## BEGIN Record extracts

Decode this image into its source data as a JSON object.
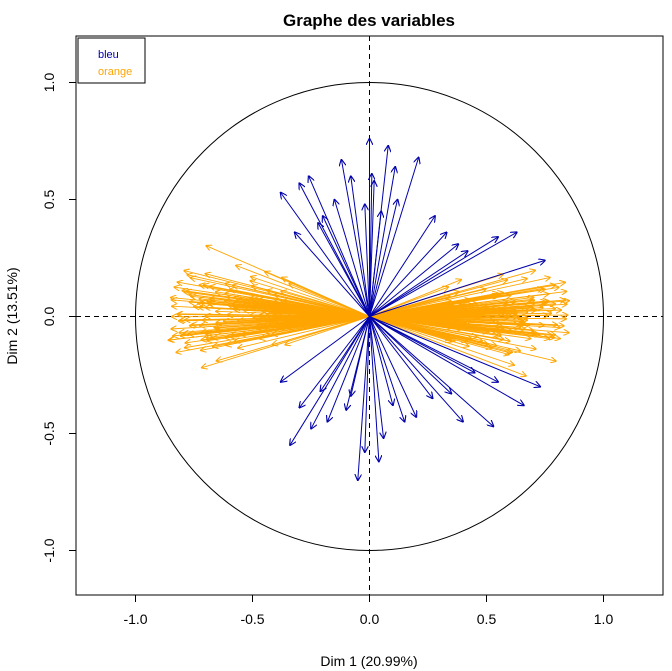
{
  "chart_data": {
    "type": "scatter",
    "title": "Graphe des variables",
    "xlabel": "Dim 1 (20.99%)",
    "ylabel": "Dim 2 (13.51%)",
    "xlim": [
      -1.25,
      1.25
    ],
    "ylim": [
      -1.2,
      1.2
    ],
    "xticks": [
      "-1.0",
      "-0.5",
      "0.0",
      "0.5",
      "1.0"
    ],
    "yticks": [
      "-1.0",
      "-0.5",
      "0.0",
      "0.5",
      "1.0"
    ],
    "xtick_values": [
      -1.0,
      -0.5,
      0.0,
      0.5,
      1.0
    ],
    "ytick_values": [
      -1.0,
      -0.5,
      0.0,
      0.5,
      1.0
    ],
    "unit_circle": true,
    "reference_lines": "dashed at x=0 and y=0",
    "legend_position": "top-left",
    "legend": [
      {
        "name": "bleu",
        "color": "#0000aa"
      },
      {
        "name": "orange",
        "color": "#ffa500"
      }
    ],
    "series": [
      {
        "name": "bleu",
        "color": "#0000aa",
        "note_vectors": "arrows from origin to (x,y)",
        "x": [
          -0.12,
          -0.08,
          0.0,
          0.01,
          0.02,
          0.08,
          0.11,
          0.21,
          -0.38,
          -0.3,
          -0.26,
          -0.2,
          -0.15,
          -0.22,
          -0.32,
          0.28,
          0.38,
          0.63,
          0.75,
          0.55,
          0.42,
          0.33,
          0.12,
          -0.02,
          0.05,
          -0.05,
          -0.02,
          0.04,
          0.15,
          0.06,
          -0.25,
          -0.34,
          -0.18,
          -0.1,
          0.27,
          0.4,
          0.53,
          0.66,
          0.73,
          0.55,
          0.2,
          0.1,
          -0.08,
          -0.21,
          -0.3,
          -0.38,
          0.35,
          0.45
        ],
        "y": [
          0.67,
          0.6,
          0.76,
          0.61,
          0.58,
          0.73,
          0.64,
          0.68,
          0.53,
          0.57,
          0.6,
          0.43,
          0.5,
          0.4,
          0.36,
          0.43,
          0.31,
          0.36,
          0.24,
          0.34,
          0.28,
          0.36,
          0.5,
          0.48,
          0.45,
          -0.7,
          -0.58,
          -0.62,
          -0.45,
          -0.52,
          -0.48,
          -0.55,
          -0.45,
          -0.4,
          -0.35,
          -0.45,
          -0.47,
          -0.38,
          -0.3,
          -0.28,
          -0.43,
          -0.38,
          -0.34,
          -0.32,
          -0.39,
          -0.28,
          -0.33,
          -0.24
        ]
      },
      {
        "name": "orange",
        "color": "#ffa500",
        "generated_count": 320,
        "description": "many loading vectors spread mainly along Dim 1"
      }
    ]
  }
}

## END Record extracts
## BEGIN Record extracts

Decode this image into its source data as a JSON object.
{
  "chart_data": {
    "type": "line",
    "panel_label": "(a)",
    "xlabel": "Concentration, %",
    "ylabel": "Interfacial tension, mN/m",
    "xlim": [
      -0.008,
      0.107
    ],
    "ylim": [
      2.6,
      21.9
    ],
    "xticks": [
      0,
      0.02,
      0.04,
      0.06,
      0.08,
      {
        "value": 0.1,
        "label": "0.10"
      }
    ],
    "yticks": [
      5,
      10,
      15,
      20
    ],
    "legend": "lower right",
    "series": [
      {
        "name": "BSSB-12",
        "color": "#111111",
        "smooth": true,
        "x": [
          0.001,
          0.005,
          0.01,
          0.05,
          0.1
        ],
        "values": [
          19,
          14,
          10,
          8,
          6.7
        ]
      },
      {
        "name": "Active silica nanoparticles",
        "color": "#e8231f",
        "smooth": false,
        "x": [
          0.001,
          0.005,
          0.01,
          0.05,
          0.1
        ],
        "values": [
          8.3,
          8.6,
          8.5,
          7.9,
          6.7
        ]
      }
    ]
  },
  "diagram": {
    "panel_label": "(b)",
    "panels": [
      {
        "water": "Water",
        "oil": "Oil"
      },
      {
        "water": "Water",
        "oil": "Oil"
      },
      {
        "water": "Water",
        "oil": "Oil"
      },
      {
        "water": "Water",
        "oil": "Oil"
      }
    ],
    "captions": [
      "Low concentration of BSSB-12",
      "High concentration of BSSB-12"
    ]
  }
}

## END Record extracts

**Instructions to follow:**
Find each line holding the word "color" and copy it.

**Reply to the exercise:**
        "color": "#0000aa"
        "color": "#ffa500"
        "color": "#0000aa",
        "color": "#ffa500",
        "color": "#111111",
        "color": "#e8231f",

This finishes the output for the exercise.